Your answer should be the number of lines in the listing that hold the string "Documents", with no other words.

━━━ Exercise data

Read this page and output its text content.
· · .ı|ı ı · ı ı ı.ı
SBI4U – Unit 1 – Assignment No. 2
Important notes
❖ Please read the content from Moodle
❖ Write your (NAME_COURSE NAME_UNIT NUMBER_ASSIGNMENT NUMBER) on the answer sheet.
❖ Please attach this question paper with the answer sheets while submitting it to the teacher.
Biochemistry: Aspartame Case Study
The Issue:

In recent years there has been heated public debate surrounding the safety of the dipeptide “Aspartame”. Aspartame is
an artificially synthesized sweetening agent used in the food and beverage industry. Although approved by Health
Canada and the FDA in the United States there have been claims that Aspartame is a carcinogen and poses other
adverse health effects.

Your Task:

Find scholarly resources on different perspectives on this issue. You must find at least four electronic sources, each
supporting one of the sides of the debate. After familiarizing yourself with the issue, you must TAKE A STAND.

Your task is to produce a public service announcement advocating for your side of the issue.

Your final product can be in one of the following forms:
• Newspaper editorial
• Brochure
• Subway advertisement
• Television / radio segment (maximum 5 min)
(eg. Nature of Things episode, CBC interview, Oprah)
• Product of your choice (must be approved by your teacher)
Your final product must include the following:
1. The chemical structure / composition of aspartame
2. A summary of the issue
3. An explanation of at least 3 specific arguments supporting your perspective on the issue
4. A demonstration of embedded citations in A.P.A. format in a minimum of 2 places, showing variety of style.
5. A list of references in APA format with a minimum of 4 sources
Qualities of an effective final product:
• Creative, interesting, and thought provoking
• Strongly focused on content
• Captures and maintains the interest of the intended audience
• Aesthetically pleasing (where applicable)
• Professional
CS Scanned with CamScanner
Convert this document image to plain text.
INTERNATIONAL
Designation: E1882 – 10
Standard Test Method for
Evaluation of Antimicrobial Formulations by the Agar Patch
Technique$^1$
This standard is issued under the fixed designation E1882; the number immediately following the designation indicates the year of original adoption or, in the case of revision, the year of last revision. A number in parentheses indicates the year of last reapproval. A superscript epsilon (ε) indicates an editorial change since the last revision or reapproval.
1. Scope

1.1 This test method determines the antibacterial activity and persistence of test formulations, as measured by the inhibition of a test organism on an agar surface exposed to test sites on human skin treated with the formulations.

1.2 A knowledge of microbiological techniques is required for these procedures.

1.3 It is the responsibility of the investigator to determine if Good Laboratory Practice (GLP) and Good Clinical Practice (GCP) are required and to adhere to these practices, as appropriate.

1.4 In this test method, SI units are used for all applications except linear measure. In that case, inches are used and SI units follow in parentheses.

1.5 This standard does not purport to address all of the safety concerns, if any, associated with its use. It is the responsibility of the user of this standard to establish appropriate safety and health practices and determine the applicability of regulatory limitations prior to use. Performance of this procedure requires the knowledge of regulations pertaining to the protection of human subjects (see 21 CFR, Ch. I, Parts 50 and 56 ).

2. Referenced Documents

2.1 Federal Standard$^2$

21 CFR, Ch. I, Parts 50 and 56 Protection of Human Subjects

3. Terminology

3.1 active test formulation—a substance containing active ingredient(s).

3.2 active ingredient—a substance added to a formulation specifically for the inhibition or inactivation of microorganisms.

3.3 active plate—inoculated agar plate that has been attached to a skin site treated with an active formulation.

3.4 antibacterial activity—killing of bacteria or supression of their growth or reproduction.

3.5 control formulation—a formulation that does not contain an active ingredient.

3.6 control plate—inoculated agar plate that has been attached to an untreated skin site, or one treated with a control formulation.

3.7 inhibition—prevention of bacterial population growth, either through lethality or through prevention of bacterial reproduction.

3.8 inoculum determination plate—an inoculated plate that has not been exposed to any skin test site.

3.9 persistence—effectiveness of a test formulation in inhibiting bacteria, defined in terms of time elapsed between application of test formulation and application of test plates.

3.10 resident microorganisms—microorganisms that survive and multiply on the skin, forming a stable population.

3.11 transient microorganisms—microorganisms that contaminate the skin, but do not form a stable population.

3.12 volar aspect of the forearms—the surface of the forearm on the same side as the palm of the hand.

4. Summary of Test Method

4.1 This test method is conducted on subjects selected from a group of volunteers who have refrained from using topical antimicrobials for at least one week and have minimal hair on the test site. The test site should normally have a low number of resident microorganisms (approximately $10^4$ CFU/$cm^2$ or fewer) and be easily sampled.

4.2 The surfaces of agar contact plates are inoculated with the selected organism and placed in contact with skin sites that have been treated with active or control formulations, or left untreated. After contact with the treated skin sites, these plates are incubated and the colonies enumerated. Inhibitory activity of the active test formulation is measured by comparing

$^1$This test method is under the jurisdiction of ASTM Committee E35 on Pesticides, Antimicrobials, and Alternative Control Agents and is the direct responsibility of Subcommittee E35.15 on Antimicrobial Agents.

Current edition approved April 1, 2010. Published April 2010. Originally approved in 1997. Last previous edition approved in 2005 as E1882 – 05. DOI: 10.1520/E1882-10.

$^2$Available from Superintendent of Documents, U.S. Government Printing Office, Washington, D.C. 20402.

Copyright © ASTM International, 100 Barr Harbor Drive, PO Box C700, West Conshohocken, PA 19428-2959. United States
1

━━━━━━

■ Task result: 2